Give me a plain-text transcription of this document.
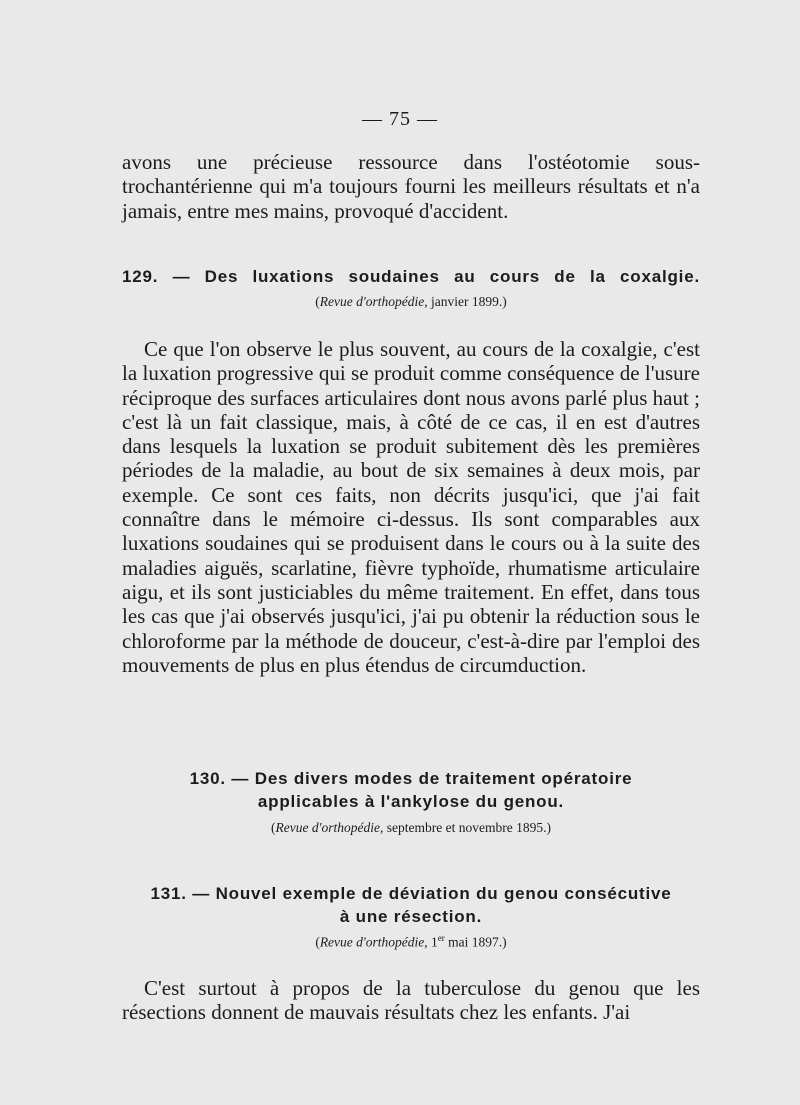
— 75 —

avons une précieuse ressource dans l'ostéotomie sous-trochantérienne qui m'a toujours fourni les meilleurs résultats et n'a jamais, entre mes mains, provoqué d'accident.

129. — Des luxations soudaines au cours de la coxalgie.
(Revue d'orthopédie, janvier 1899.)

Ce que l'on observe le plus souvent, au cours de la coxalgie, c'est la luxation progressive qui se produit comme conséquence de l'usure réciproque des surfaces articulaires dont nous avons parlé plus haut ; c'est là un fait classique, mais, à côté de ce cas, il en est d'autres dans lesquels la luxation se produit subitement dès les premières périodes de la maladie, au bout de six semaines à deux mois, par exemple. Ce sont ces faits, non décrits jusqu'ici, que j'ai fait connaître dans le mémoire ci-dessus. Ils sont comparables aux luxations soudaines qui se produisent dans le cours ou à la suite des maladies aiguës, scarlatine, fièvre typhoïde, rhumatisme articulaire aigu, et ils sont justiciables du même traitement. En effet, dans tous les cas que j'ai observés jusqu'ici, j'ai pu obtenir la réduction sous le chloroforme par la méthode de douceur, c'est-à-dire par l'emploi des mouvements de plus en plus étendus de circumduction.

130. — Des divers modes de traitement opératoire
applicables à l'ankylose du genou.
(Revue d'orthopédie, septembre et novembre 1895.)
131. — Nouvel exemple de déviation du genou consécutive
à une résection.
(Revue d'orthopédie, 1er mai 1897.)

C'est surtout à propos de la tuberculose du genou que les résections donnent de mauvais résultats chez les enfants. J'ai
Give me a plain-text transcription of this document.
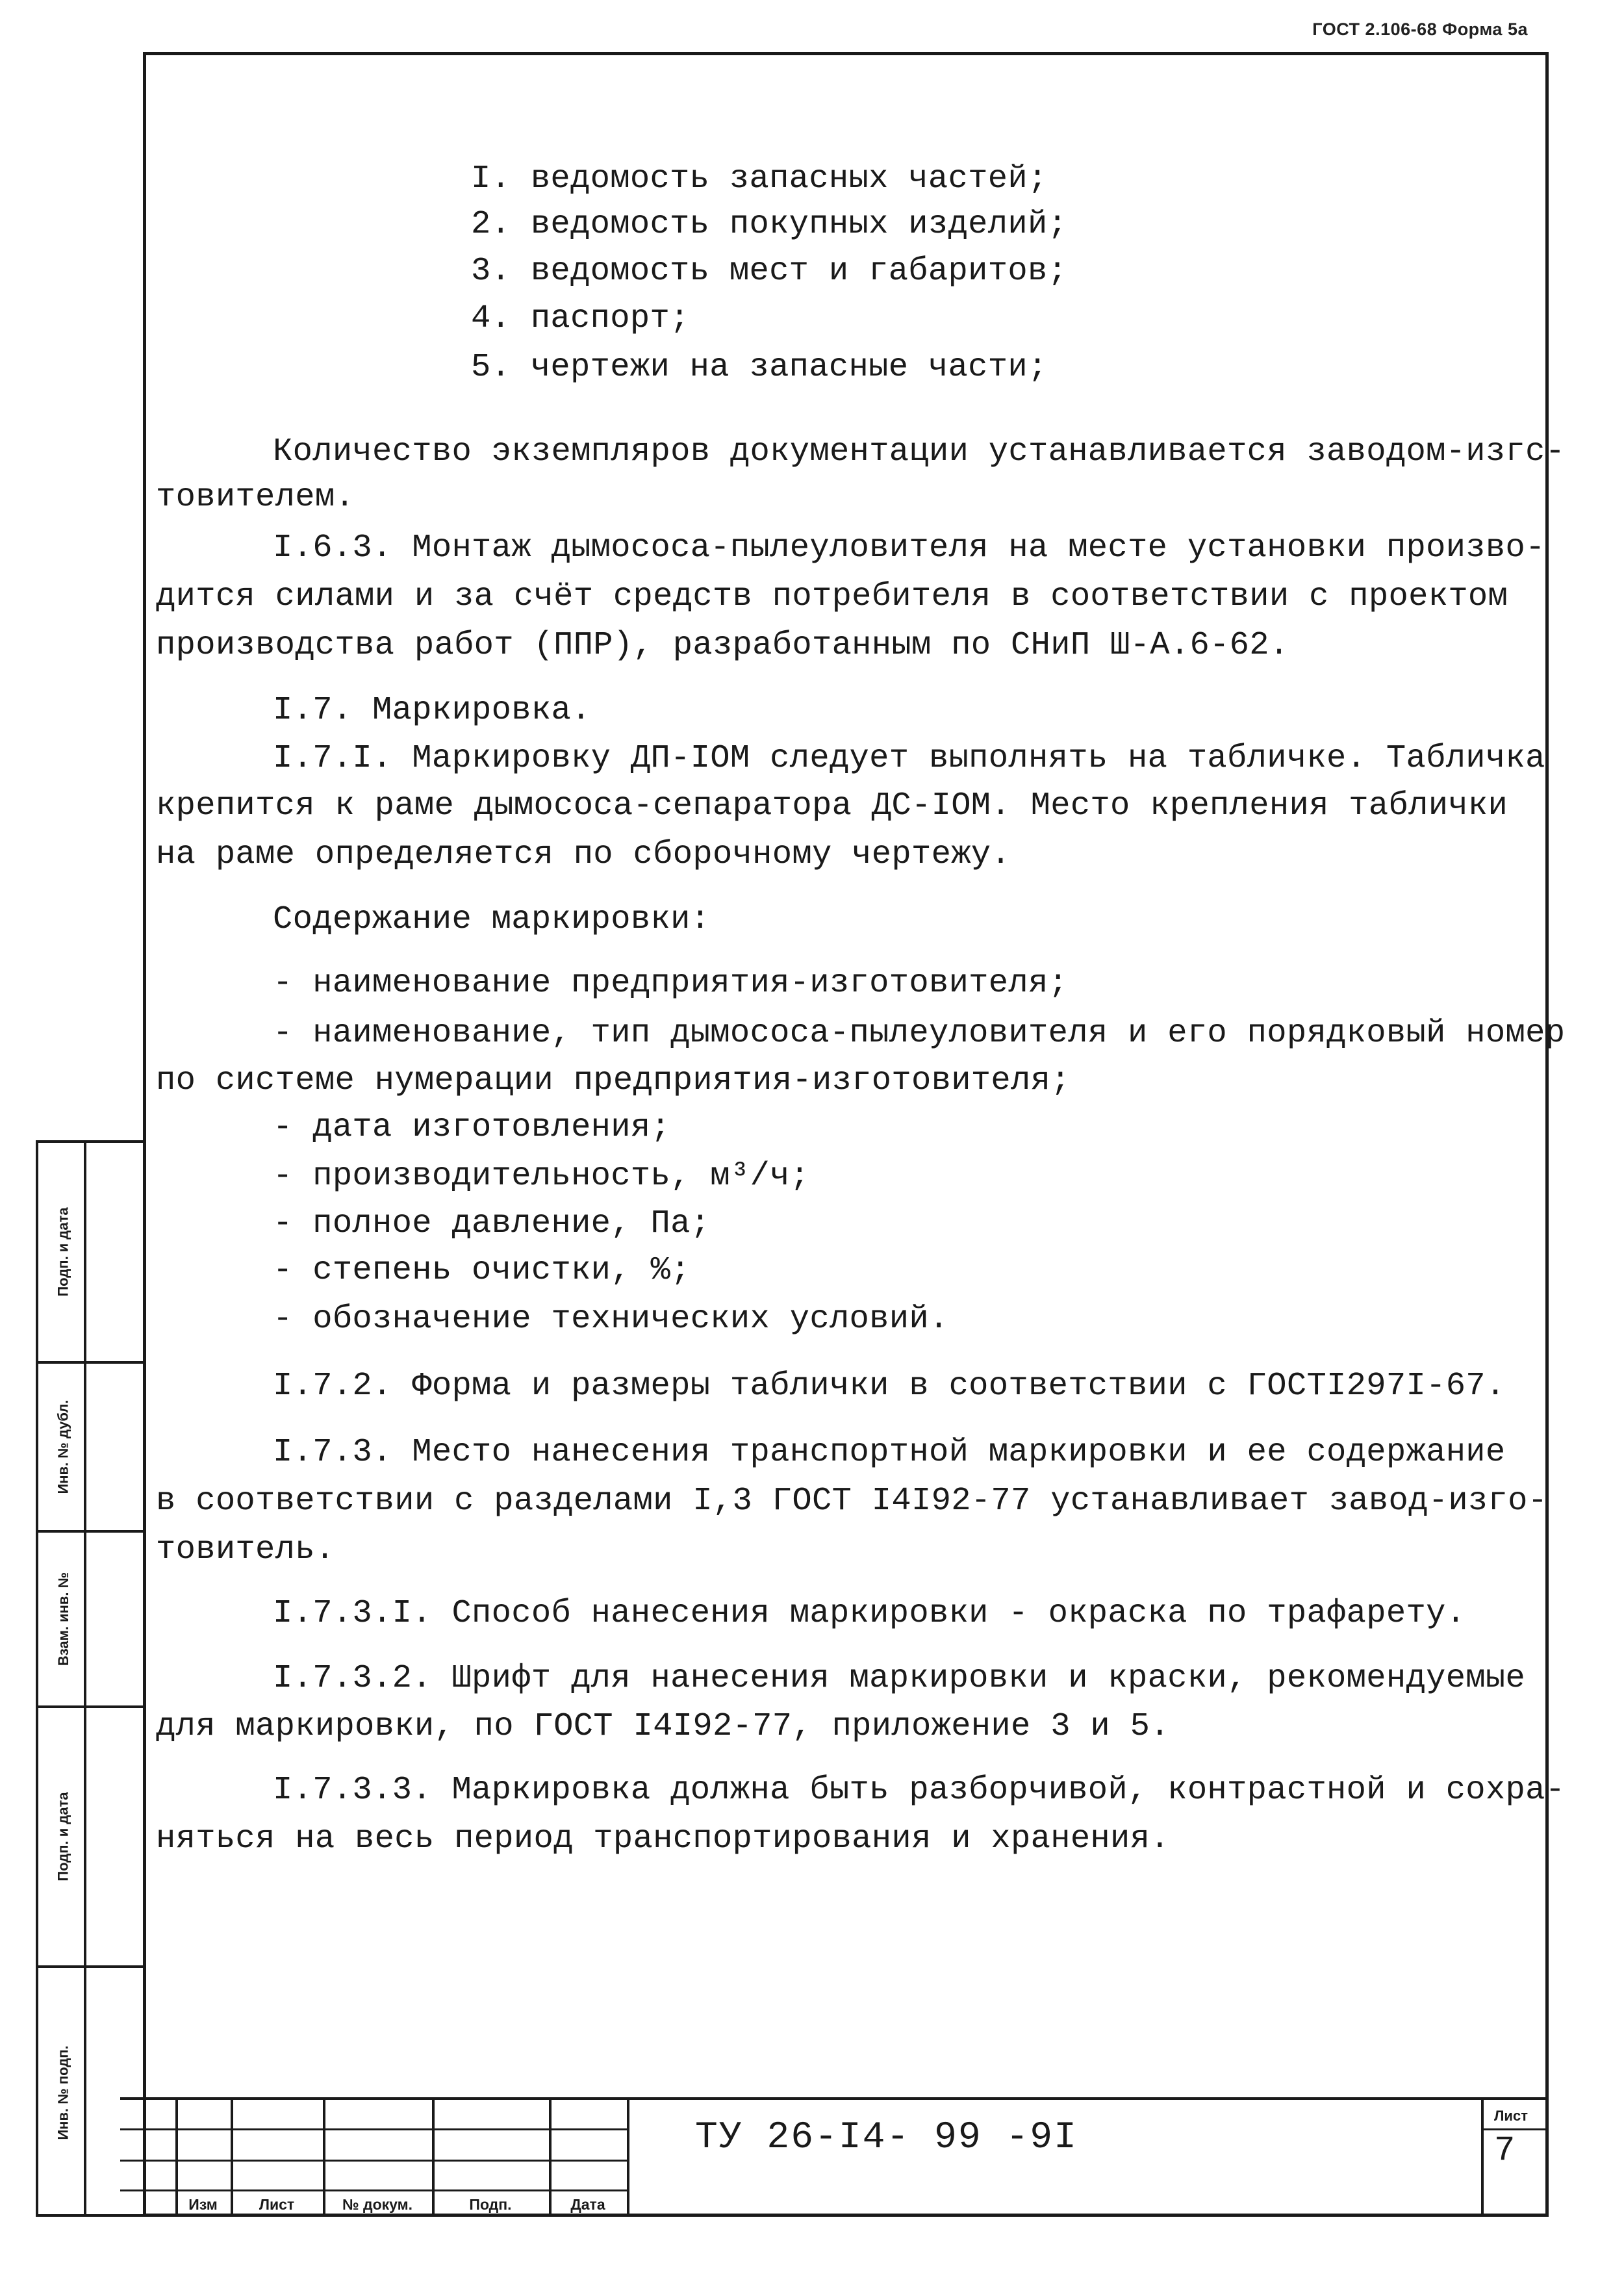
ГОСТ 2.106-68 Форма 5а
I. ведомость запасных частей;
2. ведомость покупных изделий;
3. ведомость мест и габаритов;
4. паспорт;
5. чертежи на запасные части;
Количество экземпляров документации устанавливается заводом-изгс-
товителем.
I.6.3. Монтаж дымососа-пылеуловителя на месте установки произво-
дится силами и за счёт средств потребителя в соответствии с проектом
производства работ (ППР), разработанным по СНиП Ш-А.6-62.
I.7. Маркировка.
I.7.I. Маркировку ДП-IОМ следует выполнять на табличке. Табличка
крепится к раме дымососа-сепаратора ДС-IОМ. Место крепления таблички
на раме определяется по сборочному чертежу.
Содержание маркировки:
- наименование предприятия-изготовителя;
- наименование, тип дымососа-пылеуловителя и его порядковый номер
по системе нумерации предприятия-изготовителя;
- дата изготовления;
- производительность, м³/ч;
- полное давление, Па;
- степень очистки, %;
- обозначение технических условий.
I.7.2. Форма и размеры таблички в соответствии с ГОСТI297I-67.
I.7.3. Место нанесения транспортной маркировки и ее содержание
в соответствии с разделами I,3 ГОСТ I4I92-77 устанавливает завод-изго-
товитель.
I.7.3.I. Способ нанесения маркировки - окраска по трафарету.
I.7.3.2. Шрифт для нанесения маркировки и краски, рекомендуемые
для маркировки, по ГОСТ I4I92-77, приложение 3 и 5.
I.7.3.3. Маркировка должна быть разборчивой, контрастной и сохра-
няться на весь период транспортирования и хранения.
Подп. и дата
Инв. № дубл.
Взам. инв. №
Подп. и дата
Инв. № подп.
Изм	Лист	№ докум.	Подп.	Дата
ТУ 26-I4- 99 -9I
Лист
7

────────

Aim:
Your copy of the data above should match it exactly, except that pictures are left out.

Result:
Give me a plain-text transcription of this document.
— 75 —

avons une précieuse ressource dans l'ostéotomie sous-trochantérienne qui m'a toujours fourni les meilleurs résultats et n'a jamais, entre mes mains, provoqué d'accident.

129. — Des luxations soudaines au cours de la coxalgie.
(Revue d'orthopédie, janvier 1899.)

Ce que l'on observe le plus souvent, au cours de la coxalgie, c'est la luxation progressive qui se produit comme conséquence de l'usure réciproque des surfaces articulaires dont nous avons parlé plus haut ; c'est là un fait classique, mais, à côté de ce cas, il en est d'autres dans lesquels la luxation se produit subitement dès les premières périodes de la maladie, au bout de six semaines à deux mois, par exemple. Ce sont ces faits, non décrits jusqu'ici, que j'ai fait connaître dans le mémoire ci-dessus. Ils sont comparables aux luxations soudaines qui se produisent dans le cours ou à la suite des maladies aiguës, scarlatine, fièvre typhoïde, rhumatisme articulaire aigu, et ils sont justiciables du même traitement. En effet, dans tous les cas que j'ai observés jusqu'ici, j'ai pu obtenir la réduction sous le chloroforme par la méthode de douceur, c'est-à-dire par l'emploi des mouvements de plus en plus étendus de circumduction.

130. — Des divers modes de traitement opératoire
applicables à l'ankylose du genou.
(Revue d'orthopédie, septembre et novembre 1895.)
131. — Nouvel exemple de déviation du genou consécutive
à une résection.
(Revue d'orthopédie, 1er mai 1897.)

C'est surtout à propos de la tuberculose du genou que les résections donnent de mauvais résultats chez les enfants. J'ai
Give me a plain-text transcription of this document.
ГОСТ 2.106-68 Форма 5а
I. ведомость запасных частей;
2. ведомость покупных изделий;
3. ведомость мест и габаритов;
4. паспорт;
5. чертежи на запасные части;
Количество экземпляров документации устанавливается заводом-изгс-
товителем.
I.6.3. Монтаж дымососа-пылеуловителя на месте установки произво-
дится силами и за счёт средств потребителя в соответствии с проектом
производства работ (ППР), разработанным по СНиП Ш-А.6-62.
I.7. Маркировка.
I.7.I. Маркировку ДП-IОМ следует выполнять на табличке. Табличка
крепится к раме дымососа-сепаратора ДС-IОМ. Место крепления таблички
на раме определяется по сборочному чертежу.
Содержание маркировки:
- наименование предприятия-изготовителя;
- наименование, тип дымососа-пылеуловителя и его порядковый номер
по системе нумерации предприятия-изготовителя;
- дата изготовления;
- производительность, м³/ч;
- полное давление, Па;
- степень очистки, %;
- обозначение технических условий.
I.7.2. Форма и размеры таблички в соответствии с ГОСТI297I-67.
I.7.3. Место нанесения транспортной маркировки и ее содержание
в соответствии с разделами I,3 ГОСТ I4I92-77 устанавливает завод-изго-
товитель.
I.7.3.I. Способ нанесения маркировки - окраска по трафарету.
I.7.3.2. Шрифт для нанесения маркировки и краски, рекомендуемые
для маркировки, по ГОСТ I4I92-77, приложение 3 и 5.
I.7.3.3. Маркировка должна быть разборчивой, контрастной и сохра-
няться на весь период транспортирования и хранения.
Подп. и дата
Инв. № дубл.
Взам. инв. №
Подп. и дата
Инв. № подп.
Изм	Лист	№ докум.	Подп.	Дата
ТУ 26-I4- 99 -9I
Лист
7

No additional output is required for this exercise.